**Challenges:**
1: Answer these questions using the lesson plan on Native American culture groups, one answer per line:
(a) Which day of the Native Americans unit is the lesson for?
(b) How many students does the teacher call up to the front of the room?
(c) How many minutes do the small groups get to talk about their topic?
2: Extend the lesson plan on Native American culture groups, picking up right after its final sentence.

Beacon Lesson Plan Library

The Matrix

Laurie Ayers
Bay District Schools


This lesson is for Day 8 of the unit [Native Americans]. Students will read the class matrix and review by making comparisons of Native American culture groups from different regions and times to determine ways they were alike and different.


The student reads informational texts for specific purposes (including but not limited to performing a task, learning a new task, sequentially carrying out the steps of a procedure, locating information to answer a question).

The student knows similarities and differences among selected Native American cultures from different regions and times (for example, nomadic groups, agricultural groups, city building, relationship with the environment).

The student knows some works of art that reflect the cultural heritage of the community or country (for example, paintings, statues).

The student understands ways climate, location, and physical surroundings affect the way people live (for example, food, clothing, shelter, transportation, recreation).


-Class matrix posted on the wall or on a bulletin board (done in previous lesson)
-Paper and pencil for exit slip activity, one of each per student


1. Download and make copies of Summative 2 (see extensions) to be administered during the designated Social Studies time on Day 9 of this unit.
2. Devise a method of dividing students into small groups of 6.


1. Review words on the Big Word display.

2. Review Native American culture group regions and physical surroundings/climate symbols for Northeast Woodlands region on the bulletin board.

3. Call four students up to the front of the room. Ask students at their desks to study the four students, paying attention to how they look. Then lead students in discussing how the students are alike and different. Model writing comparison sentences on the board for the students.

4. Tell students today they will use the matrix as an informational text to review what they have learned and to find ways the Native American culture groups were alike and different. Then they will take Summative Assessment 2 to see what they have learned.

5. Divide students into 6 small groups (These will need to be new small groups, as there were only 5 small groups previously for the Be An Expert activity.) Assign one column of the matrix (Food, Shelter, Art/Recreation, Transportation, or Physical Surroundings and Climate) to each group. Tell students they are to read the information in the columns and think of ways the Native American culture groups were alike or different (according to their topic only). Two of the topics should have multiple groups working on them and two of the topics (food and shelter) should only have one group working on each. The topics that have two groups have much information and, while there will be some overlap, there will also be new information added to the matrix.

6. Tell them you will give them 5 minutes to talk about this and at the end of the 5 minutes someone in the group will need to share one way the culture groups were alike and one way they were different.

7. At the end of 5 minutes, students from each group share their group’s ideas about ways the culture groups were alike and different. Remind students of the effective speaking strategies they have studied and encourage them to speak loud enough for everyone to hear.

(Layout records)

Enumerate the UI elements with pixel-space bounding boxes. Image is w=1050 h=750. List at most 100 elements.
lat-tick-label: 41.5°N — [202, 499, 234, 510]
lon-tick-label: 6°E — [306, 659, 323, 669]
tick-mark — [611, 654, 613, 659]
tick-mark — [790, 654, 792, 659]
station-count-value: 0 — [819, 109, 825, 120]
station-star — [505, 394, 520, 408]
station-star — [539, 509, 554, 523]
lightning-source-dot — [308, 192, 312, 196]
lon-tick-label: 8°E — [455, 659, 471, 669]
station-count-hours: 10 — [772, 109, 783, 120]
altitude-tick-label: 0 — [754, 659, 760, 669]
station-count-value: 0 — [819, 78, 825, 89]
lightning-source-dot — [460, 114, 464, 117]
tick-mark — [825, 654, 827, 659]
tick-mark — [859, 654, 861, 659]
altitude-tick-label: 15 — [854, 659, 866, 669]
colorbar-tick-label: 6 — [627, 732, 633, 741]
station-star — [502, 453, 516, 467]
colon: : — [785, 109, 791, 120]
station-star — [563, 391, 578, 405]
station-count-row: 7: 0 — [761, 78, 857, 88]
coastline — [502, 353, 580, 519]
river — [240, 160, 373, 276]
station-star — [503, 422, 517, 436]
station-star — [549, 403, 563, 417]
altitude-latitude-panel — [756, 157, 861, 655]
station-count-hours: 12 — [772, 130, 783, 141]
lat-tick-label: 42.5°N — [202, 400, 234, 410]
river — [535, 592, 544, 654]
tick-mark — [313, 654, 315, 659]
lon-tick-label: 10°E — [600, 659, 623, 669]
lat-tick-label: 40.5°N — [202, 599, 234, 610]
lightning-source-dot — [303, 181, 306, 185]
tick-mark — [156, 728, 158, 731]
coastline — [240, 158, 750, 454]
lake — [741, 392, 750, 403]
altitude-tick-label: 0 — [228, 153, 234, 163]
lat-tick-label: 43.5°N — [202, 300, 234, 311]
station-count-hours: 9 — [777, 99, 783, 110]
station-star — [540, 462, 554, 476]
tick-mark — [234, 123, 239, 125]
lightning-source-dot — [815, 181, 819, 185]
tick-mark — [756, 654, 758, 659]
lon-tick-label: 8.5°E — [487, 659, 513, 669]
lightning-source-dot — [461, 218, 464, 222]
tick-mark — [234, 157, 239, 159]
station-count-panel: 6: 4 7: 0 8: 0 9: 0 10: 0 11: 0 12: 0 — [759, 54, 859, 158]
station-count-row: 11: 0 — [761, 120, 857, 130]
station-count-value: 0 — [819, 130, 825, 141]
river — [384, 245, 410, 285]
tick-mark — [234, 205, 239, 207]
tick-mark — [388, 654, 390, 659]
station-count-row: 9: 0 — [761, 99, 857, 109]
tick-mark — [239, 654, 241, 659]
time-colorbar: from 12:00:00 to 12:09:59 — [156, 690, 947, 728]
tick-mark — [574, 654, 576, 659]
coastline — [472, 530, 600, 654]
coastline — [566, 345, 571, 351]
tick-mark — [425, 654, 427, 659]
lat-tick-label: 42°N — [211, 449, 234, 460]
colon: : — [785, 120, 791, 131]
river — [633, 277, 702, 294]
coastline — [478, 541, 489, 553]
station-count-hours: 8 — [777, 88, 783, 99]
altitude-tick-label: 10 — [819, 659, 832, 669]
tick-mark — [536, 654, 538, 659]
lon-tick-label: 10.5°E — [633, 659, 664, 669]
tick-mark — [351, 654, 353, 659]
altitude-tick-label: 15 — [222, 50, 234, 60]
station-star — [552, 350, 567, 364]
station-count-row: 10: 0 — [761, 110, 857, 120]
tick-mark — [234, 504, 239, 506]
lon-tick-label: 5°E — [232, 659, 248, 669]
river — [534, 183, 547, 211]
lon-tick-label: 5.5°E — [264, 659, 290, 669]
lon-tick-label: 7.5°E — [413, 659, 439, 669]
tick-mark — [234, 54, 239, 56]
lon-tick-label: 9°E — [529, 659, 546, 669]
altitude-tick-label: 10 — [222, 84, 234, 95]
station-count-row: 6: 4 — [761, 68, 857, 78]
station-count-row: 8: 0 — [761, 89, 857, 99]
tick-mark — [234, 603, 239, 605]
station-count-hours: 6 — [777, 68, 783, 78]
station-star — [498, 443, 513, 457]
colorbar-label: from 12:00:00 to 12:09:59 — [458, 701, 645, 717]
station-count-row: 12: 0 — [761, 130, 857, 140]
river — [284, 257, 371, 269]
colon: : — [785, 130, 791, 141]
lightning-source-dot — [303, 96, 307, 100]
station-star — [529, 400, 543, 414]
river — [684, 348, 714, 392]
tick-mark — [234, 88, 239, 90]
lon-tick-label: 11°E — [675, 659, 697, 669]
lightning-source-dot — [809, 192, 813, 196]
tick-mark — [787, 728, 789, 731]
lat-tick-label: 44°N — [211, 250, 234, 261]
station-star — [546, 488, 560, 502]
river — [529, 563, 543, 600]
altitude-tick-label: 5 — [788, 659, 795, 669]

**Per-task answers:**
1:
(a) Day 8
(b) Four
(c) 5 minutes

2:
8. The teacher uses the student responses as a springboard to lead the class in discussing each column on the matrix (food, shelter, art/recreation, transportation, and physical surroundings and climate) noting how the various culture groups were alike and different. Examples of possible comparisons are:
· Food column - The teacher guides students in recognizing that some groups farmed and some groups hunted or fished. Point out likenesses and differences. Guide students in understanding how each group’s means of getting food was dependent upon the physical surroundings and climate of the region and how all depended upon natural resources of each region.
· Shelter column – The teacher guides students in recognizing likenesses such as how the Northwest Coast Indians and Northeastern Woodland Indians both built their shelters out of wood because forests were plentiful in those regions. They were all alike in that all groups used the natural resources available in their regions to build their shelters. Differences include the obvious differences in kinds of shelters and how the climate of the regions influenced the type of shelter. Also, it is important to point out that some groups were nomadic and wandered around in search of food (Plains, California Intermountain), while others built villages or cities and stayed put due to an abundant food supply (Woodlands, Northwest Coast).
· Art/Recreation column – Guide students in recognizing that all Native American culture groups had some form of art or recreation. Discuss how they all appreciated and admired nature and how their artwork often involved nature. Stress how different culture groups created different forms of art based on the physical surroundings of the region. For example, the Northwest Coast Indians carved beautiful totem poles and woodcarvings. There were many forests in that region. The Southwest Indians did not carve. They created beautiful pottery out of clay because there was an abundance of clay in their region.
· Transportation column – Help students make the connection between those culture group regions that had forests and how that enabled Indians in those regions to make canoes. Point out how the Southwest and Plains regions did not have forests and therefore the people in those regions did not travel by canoe. The Plains Indians depended upon horses more than any other group because they needed them to hunt buffalo.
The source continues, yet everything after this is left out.